▸ EXERCISE DETAILS
Check each line of the records for "temperature"; collect those that have it.

▸ Figure record listings
::::::

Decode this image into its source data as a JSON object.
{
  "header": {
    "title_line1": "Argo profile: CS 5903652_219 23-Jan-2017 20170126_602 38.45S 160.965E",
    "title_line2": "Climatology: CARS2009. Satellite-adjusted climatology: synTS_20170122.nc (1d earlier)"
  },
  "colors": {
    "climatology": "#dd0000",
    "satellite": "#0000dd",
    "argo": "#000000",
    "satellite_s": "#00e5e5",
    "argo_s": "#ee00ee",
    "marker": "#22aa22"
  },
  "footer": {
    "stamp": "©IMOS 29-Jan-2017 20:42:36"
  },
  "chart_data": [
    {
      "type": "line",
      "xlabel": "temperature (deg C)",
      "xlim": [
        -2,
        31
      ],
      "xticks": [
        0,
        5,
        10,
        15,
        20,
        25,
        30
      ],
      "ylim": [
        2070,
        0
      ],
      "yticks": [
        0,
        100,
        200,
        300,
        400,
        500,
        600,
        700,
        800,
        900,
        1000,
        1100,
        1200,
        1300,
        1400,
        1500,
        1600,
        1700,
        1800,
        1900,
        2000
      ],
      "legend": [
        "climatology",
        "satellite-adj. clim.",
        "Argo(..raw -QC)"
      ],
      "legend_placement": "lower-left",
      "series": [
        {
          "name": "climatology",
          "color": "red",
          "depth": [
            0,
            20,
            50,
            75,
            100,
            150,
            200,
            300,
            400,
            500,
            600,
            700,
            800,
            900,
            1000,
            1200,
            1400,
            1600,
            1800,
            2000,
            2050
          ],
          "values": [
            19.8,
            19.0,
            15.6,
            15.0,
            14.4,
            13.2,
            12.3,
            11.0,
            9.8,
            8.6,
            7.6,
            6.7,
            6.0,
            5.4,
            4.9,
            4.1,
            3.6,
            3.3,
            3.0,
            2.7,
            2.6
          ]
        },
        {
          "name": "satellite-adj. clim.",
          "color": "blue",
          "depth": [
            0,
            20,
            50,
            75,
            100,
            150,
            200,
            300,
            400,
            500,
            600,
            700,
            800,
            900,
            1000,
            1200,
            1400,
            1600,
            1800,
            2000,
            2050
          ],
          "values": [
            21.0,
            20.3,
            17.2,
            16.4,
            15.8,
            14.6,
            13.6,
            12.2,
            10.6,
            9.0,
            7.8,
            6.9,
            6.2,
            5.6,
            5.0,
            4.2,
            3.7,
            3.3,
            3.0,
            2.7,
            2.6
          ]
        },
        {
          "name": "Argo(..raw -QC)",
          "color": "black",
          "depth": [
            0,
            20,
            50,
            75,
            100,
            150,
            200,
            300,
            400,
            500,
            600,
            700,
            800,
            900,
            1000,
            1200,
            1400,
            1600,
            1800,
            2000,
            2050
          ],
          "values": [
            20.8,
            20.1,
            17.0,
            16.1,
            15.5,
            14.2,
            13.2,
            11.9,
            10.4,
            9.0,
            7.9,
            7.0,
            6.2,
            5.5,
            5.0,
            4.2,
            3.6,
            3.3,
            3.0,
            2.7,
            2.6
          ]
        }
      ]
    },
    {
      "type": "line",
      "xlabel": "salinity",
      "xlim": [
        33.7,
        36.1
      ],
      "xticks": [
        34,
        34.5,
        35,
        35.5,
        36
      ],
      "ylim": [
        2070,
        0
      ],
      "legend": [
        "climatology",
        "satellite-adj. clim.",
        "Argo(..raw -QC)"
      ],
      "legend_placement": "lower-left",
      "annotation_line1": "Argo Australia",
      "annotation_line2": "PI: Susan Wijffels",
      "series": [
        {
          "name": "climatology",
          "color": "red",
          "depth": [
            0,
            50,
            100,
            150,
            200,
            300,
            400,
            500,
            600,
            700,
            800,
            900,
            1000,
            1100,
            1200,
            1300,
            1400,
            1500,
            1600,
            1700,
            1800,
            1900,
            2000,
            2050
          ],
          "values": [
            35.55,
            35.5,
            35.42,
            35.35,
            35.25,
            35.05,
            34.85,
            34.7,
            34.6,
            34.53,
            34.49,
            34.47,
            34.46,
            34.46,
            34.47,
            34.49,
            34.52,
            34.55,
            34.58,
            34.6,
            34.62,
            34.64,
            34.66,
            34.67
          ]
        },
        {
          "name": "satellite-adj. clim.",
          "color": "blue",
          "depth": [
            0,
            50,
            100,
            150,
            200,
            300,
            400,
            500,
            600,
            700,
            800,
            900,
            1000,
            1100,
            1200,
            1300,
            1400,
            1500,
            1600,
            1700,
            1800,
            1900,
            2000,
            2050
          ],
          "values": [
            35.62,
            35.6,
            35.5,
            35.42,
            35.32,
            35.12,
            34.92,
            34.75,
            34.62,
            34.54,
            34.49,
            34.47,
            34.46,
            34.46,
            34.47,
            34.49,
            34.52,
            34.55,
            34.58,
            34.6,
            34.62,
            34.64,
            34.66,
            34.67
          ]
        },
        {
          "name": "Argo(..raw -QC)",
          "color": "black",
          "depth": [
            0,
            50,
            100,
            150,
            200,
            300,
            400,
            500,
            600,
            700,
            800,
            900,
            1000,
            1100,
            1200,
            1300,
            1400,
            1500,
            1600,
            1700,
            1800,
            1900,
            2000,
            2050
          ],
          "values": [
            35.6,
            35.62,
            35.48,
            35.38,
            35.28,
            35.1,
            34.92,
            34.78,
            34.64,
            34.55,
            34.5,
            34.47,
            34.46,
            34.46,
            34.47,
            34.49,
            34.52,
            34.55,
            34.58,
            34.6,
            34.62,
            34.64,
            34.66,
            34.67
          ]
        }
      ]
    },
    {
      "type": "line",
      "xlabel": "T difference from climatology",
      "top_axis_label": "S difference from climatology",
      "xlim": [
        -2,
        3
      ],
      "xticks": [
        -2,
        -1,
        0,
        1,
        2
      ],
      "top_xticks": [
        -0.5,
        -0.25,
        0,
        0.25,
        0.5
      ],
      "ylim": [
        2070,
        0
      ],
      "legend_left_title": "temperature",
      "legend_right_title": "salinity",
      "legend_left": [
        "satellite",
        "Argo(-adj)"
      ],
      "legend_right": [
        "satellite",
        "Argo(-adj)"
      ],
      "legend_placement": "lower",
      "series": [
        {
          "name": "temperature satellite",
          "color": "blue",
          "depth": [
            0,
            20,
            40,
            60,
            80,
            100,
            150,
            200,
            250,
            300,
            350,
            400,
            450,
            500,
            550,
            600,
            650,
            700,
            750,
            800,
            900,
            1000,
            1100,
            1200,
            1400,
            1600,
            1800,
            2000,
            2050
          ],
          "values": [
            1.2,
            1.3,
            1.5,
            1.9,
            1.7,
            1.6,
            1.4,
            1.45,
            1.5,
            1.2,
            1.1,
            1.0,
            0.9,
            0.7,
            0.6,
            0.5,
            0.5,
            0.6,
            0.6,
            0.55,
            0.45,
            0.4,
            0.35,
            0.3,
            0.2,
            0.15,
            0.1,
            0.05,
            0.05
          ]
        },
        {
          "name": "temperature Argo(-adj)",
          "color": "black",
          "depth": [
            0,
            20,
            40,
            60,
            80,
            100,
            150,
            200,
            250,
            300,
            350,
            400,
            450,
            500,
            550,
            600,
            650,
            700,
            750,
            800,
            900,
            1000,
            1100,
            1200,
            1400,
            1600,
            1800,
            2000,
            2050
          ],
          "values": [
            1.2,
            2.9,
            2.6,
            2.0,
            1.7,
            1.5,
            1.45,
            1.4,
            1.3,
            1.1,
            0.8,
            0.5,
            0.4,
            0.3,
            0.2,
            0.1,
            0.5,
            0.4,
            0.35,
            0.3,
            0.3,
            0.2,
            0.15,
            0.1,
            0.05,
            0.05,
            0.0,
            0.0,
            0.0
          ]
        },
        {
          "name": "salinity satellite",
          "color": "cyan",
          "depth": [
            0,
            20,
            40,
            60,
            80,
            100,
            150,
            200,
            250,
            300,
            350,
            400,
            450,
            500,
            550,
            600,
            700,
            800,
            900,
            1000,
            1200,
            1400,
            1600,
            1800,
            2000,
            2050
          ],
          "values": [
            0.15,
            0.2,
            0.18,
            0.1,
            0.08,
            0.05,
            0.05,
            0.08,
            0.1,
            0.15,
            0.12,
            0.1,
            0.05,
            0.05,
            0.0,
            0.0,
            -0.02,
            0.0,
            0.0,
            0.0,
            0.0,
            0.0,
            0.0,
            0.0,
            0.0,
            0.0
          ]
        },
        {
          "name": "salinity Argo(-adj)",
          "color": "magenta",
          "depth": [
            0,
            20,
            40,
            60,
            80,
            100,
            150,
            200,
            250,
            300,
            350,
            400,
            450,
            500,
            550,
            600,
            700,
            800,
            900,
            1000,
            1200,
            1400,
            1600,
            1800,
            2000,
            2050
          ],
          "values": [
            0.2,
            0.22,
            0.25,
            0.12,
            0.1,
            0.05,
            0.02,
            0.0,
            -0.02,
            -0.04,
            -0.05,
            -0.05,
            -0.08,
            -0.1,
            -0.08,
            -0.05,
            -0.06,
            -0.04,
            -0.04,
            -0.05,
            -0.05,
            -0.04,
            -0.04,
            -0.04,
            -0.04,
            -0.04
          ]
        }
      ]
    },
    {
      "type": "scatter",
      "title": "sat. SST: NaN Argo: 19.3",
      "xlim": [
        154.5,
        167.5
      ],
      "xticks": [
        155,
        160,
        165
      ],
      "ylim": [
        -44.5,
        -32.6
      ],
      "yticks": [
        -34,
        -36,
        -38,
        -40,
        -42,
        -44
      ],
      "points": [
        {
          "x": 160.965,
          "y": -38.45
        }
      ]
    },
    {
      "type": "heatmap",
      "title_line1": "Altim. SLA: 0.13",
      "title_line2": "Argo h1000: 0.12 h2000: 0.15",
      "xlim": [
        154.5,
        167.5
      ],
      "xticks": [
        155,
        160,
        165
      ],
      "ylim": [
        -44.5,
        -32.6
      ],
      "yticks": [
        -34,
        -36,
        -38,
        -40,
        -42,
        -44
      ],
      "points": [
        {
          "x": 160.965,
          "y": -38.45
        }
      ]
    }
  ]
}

::::::

▸ SOLUTION TO THE PROBLEM
      "xlabel": "temperature (deg C)",
      "legend_left_title": "temperature",
          "name": "temperature satellite",
          "name": "temperature Argo(-adj)",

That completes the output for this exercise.